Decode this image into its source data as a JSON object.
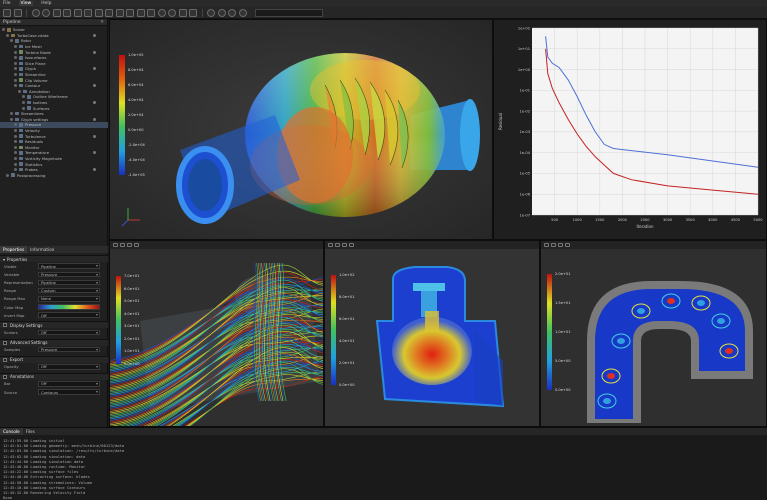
{
  "menu": [
    "File",
    "View",
    "Help"
  ],
  "pipeline": {
    "title": "Pipeline",
    "items": [
      {
        "label": "Solver",
        "sel": false
      },
      {
        "label": "TurboCase.cdata",
        "sel": false
      },
      {
        "label": "Rotor",
        "sel": false
      },
      {
        "label": "Ice Mesh",
        "sel": false
      },
      {
        "label": "Turbine Blade",
        "sel": false
      },
      {
        "label": "Isosurfaces",
        "sel": false
      },
      {
        "label": "Slice Plane",
        "sel": false
      },
      {
        "label": "Glyph",
        "sel": false
      },
      {
        "label": "Streamline",
        "sel": false
      },
      {
        "label": "Clip Volume",
        "sel": false
      },
      {
        "label": "Contour",
        "sel": false
      },
      {
        "label": "Annotation",
        "sel": false
      },
      {
        "label": "Outline Wireframe",
        "sel": false
      },
      {
        "label": "Isolines",
        "sel": false
      },
      {
        "label": "Surfaces",
        "sel": false
      },
      {
        "label": "Streamlines",
        "sel": false
      },
      {
        "label": "Glyph settings",
        "sel": false
      },
      {
        "label": "Pressure",
        "sel": true
      },
      {
        "label": "Velocity",
        "sel": false
      },
      {
        "label": "Turbulence",
        "sel": false
      },
      {
        "label": "Residuals",
        "sel": false
      },
      {
        "label": "Monitor",
        "sel": false
      },
      {
        "label": "Temperature",
        "sel": false
      },
      {
        "label": "Vorticity Magnitude",
        "sel": false
      },
      {
        "label": "Statistics",
        "sel": false
      },
      {
        "label": "Probes",
        "sel": false
      },
      {
        "label": "Postprocessing",
        "sel": false
      }
    ]
  },
  "properties": {
    "tabs": [
      "Properties",
      "Information"
    ],
    "section": "Properties",
    "rows": [
      {
        "label": "Visible",
        "value": "Pipeline"
      },
      {
        "label": "Variable",
        "value": "Pressure"
      },
      {
        "label": "Representation",
        "value": "Pipeline"
      },
      {
        "label": "Range",
        "value": "Custom"
      },
      {
        "label": "Range Max",
        "value": "None"
      },
      {
        "label": "Color Map",
        "value": ""
      },
      {
        "label": "Invert Map",
        "value": "Off"
      }
    ],
    "sections": [
      "Display Settings",
      "Advanced Settings",
      "Export",
      "Annotations"
    ],
    "extra_rows": [
      {
        "label": "Scalars",
        "value": "Off"
      },
      {
        "label": "Samples",
        "value": "Pressure"
      },
      {
        "label": "Opacity",
        "value": "Off"
      },
      {
        "label": "Bar",
        "value": "Off"
      },
      {
        "label": "Source",
        "value": "Contours"
      }
    ]
  },
  "main_view": {
    "colorbar_labels": [
      "1.0e+05",
      "8.0e+04",
      "6.0e+04",
      "4.0e+04",
      "2.0e+04",
      "0.0e+00",
      "-2.0e+04",
      "-4.0e+04",
      "-1.0e+05"
    ]
  },
  "residual_plot": {
    "ylabel": "Residual",
    "xlabel": "Iteration"
  },
  "chart_data": {
    "type": "line",
    "xlabel": "Iteration",
    "ylabel": "Residual",
    "log_y": true,
    "xlim": [
      0,
      5000
    ],
    "ylim_exp": [
      -7,
      2
    ],
    "x_ticks": [
      500,
      1000,
      1500,
      2000,
      2500,
      3000,
      3500,
      4000,
      4500,
      5000
    ],
    "y_ticks": [
      "1e+02",
      "1e+01",
      "1e+00",
      "1e-01",
      "1e-02",
      "1e-03",
      "1e-04",
      "1e-05",
      "1e-06",
      "1e-07"
    ],
    "series": [
      {
        "color": "#4e6fd8",
        "x": [
          300,
          350,
          450,
          600,
          800,
          1000,
          1200,
          1400,
          1600,
          1800,
          2200,
          3000,
          4000,
          5000
        ],
        "log10y": [
          1.6,
          0.6,
          0.3,
          0.1,
          -0.5,
          -1.3,
          -2.2,
          -3.0,
          -3.6,
          -3.8,
          -3.9,
          -4.1,
          -4.4,
          -4.7
        ]
      },
      {
        "color": "#c42222",
        "x": [
          300,
          350,
          450,
          600,
          800,
          1000,
          1200,
          1400,
          1600,
          1800,
          2200,
          3000,
          4000,
          5000
        ],
        "log10y": [
          1.0,
          -0.2,
          -0.9,
          -1.6,
          -2.4,
          -3.1,
          -3.7,
          -4.2,
          -4.6,
          -5.0,
          -5.3,
          -5.6,
          -5.8,
          -6.0
        ]
      }
    ]
  },
  "streamline_view": {
    "colorbar_labels": [
      "7.0e+01",
      "6.0e+01",
      "5.0e+01",
      "4.0e+01",
      "3.0e+01",
      "2.0e+01",
      "1.0e+01",
      "0.0e+00"
    ]
  },
  "section_view": {
    "colorbar_labels": [
      "1.0e+02",
      "8.0e+01",
      "6.0e+01",
      "4.0e+01",
      "2.0e+01",
      "0.0e+00"
    ]
  },
  "pipe_view": {
    "colorbar_labels": [
      "2.0e+01",
      "1.5e+01",
      "1.0e+01",
      "5.0e+00",
      "0.0e+00"
    ]
  },
  "console": {
    "tabs": [
      "Console",
      "Files"
    ],
    "lines": [
      "12:41:55.00  Loading initial",
      "12:42:01.00  Loading geometry: mesh/turbine/00123/data",
      "12:42:03.00  Loading simulation: /results/turbine/data",
      "12:43:02.00  Loading simulation: data",
      "12:43:44.00  Loading simulation data",
      "12:43:48.00  Loading runtime: Monitor",
      "12:44:22.00  Loading surface files",
      "12:44:40.00  Extracting surface: blades",
      "12:44:58.00  Loading streamlines: Volume",
      "12:45:10.00  Loading surface Contours",
      "12:45:32.00  Rendering Velocity Field",
      "Done"
    ]
  }
}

### JOB:
Omitting all images, retype each line of the records precisely.

### TASK RESULT:
Decode this image into its source data as a JSON object.
{
  "menu": [
    "File",
    "View",
    "Help"
  ],
  "pipeline": {
    "title": "Pipeline",
    "items": [
      {
        "label": "Solver",
        "sel": false
      },
      {
        "label": "TurboCase.cdata",
        "sel": false
      },
      {
        "label": "Rotor",
        "sel": false
      },
      {
        "label": "Ice Mesh",
        "sel": false
      },
      {
        "label": "Turbine Blade",
        "sel": false
      },
      {
        "label": "Isosurfaces",
        "sel": false
      },
      {
        "label": "Slice Plane",
        "sel": false
      },
      {
        "label": "Glyph",
        "sel": false
      },
      {
        "label": "Streamline",
        "sel": false
      },
      {
        "label": "Clip Volume",
        "sel": false
      },
      {
        "label": "Contour",
        "sel": false
      },
      {
        "label": "Annotation",
        "sel": false
      },
      {
        "label": "Outline Wireframe",
        "sel": false
      },
      {
        "label": "Isolines",
        "sel": false
      },
      {
        "label": "Surfaces",
        "sel": false
      },
      {
        "label": "Streamlines",
        "sel": false
      },
      {
        "label": "Glyph settings",
        "sel": false
      },
      {
        "label": "Pressure",
        "sel": true
      },
      {
        "label": "Velocity",
        "sel": false
      },
      {
        "label": "Turbulence",
        "sel": false
      },
      {
        "label": "Residuals",
        "sel": false
      },
      {
        "label": "Monitor",
        "sel": false
      },
      {
        "label": "Temperature",
        "sel": false
      },
      {
        "label": "Vorticity Magnitude",
        "sel": false
      },
      {
        "label": "Statistics",
        "sel": false
      },
      {
        "label": "Probes",
        "sel": false
      },
      {
        "label": "Postprocessing",
        "sel": false
      }
    ]
  },
  "properties": {
    "tabs": [
      "Properties",
      "Information"
    ],
    "section": "Properties",
    "rows": [
      {
        "label": "Visible",
        "value": "Pipeline"
      },
      {
        "label": "Variable",
        "value": "Pressure"
      },
      {
        "label": "Representation",
        "value": "Pipeline"
      },
      {
        "label": "Range",
        "value": "Custom"
      },
      {
        "label": "Range Max",
        "value": "None"
      },
      {
        "label": "Color Map",
        "value": ""
      },
      {
        "label": "Invert Map",
        "value": "Off"
      }
    ],
    "sections": [
      "Display Settings",
      "Advanced Settings",
      "Export",
      "Annotations"
    ],
    "extra_rows": [
      {
        "label": "Scalars",
        "value": "Off"
      },
      {
        "label": "Samples",
        "value": "Pressure"
      },
      {
        "label": "Opacity",
        "value": "Off"
      },
      {
        "label": "Bar",
        "value": "Off"
      },
      {
        "label": "Source",
        "value": "Contours"
      }
    ]
  },
  "main_view": {
    "colorbar_labels": [
      "1.0e+05",
      "8.0e+04",
      "6.0e+04",
      "4.0e+04",
      "2.0e+04",
      "0.0e+00",
      "-2.0e+04",
      "-4.0e+04",
      "-1.0e+05"
    ]
  },
  "residual_plot": {
    "ylabel": "Residual",
    "xlabel": "Iteration"
  },
  "chart_data": {
    "type": "line",
    "xlabel": "Iteration",
    "ylabel": "Residual",
    "log_y": true,
    "xlim": [
      0,
      5000
    ],
    "ylim_exp": [
      -7,
      2
    ],
    "x_ticks": [
      500,
      1000,
      1500,
      2000,
      2500,
      3000,
      3500,
      4000,
      4500,
      5000
    ],
    "y_ticks": [
      "1e+02",
      "1e+01",
      "1e+00",
      "1e-01",
      "1e-02",
      "1e-03",
      "1e-04",
      "1e-05",
      "1e-06",
      "1e-07"
    ],
    "series": [
      {
        "color": "#4e6fd8",
        "x": [
          300,
          350,
          450,
          600,
          800,
          1000,
          1200,
          1400,
          1600,
          1800,
          2200,
          3000,
          4000,
          5000
        ],
        "log10y": [
          1.6,
          0.6,
          0.3,
          0.1,
          -0.5,
          -1.3,
          -2.2,
          -3.0,
          -3.6,
          -3.8,
          -3.9,
          -4.1,
          -4.4,
          -4.7
        ]
      },
      {
        "color": "#c42222",
        "x": [
          300,
          350,
          450,
          600,
          800,
          1000,
          1200,
          1400,
          1600,
          1800,
          2200,
          3000,
          4000,
          5000
        ],
        "log10y": [
          1.0,
          -0.2,
          -0.9,
          -1.6,
          -2.4,
          -3.1,
          -3.7,
          -4.2,
          -4.6,
          -5.0,
          -5.3,
          -5.6,
          -5.8,
          -6.0
        ]
      }
    ]
  },
  "streamline_view": {
    "colorbar_labels": [
      "7.0e+01",
      "6.0e+01",
      "5.0e+01",
      "4.0e+01",
      "3.0e+01",
      "2.0e+01",
      "1.0e+01",
      "0.0e+00"
    ]
  },
  "section_view": {
    "colorbar_labels": [
      "1.0e+02",
      "8.0e+01",
      "6.0e+01",
      "4.0e+01",
      "2.0e+01",
      "0.0e+00"
    ]
  },
  "pipe_view": {
    "colorbar_labels": [
      "2.0e+01",
      "1.5e+01",
      "1.0e+01",
      "5.0e+00",
      "0.0e+00"
    ]
  },
  "console": {
    "tabs": [
      "Console",
      "Files"
    ],
    "lines": [
      "12:41:55.00  Loading initial",
      "12:42:01.00  Loading geometry: mesh/turbine/00123/data",
      "12:42:03.00  Loading simulation: /results/turbine/data",
      "12:43:02.00  Loading simulation: data",
      "12:43:44.00  Loading simulation data",
      "12:43:48.00  Loading runtime: Monitor",
      "12:44:22.00  Loading surface files",
      "12:44:40.00  Extracting surface: blades",
      "12:44:58.00  Loading streamlines: Volume",
      "12:45:10.00  Loading surface Contours",
      "12:45:32.00  Rendering Velocity Field",
      "Done"
    ]
  }
}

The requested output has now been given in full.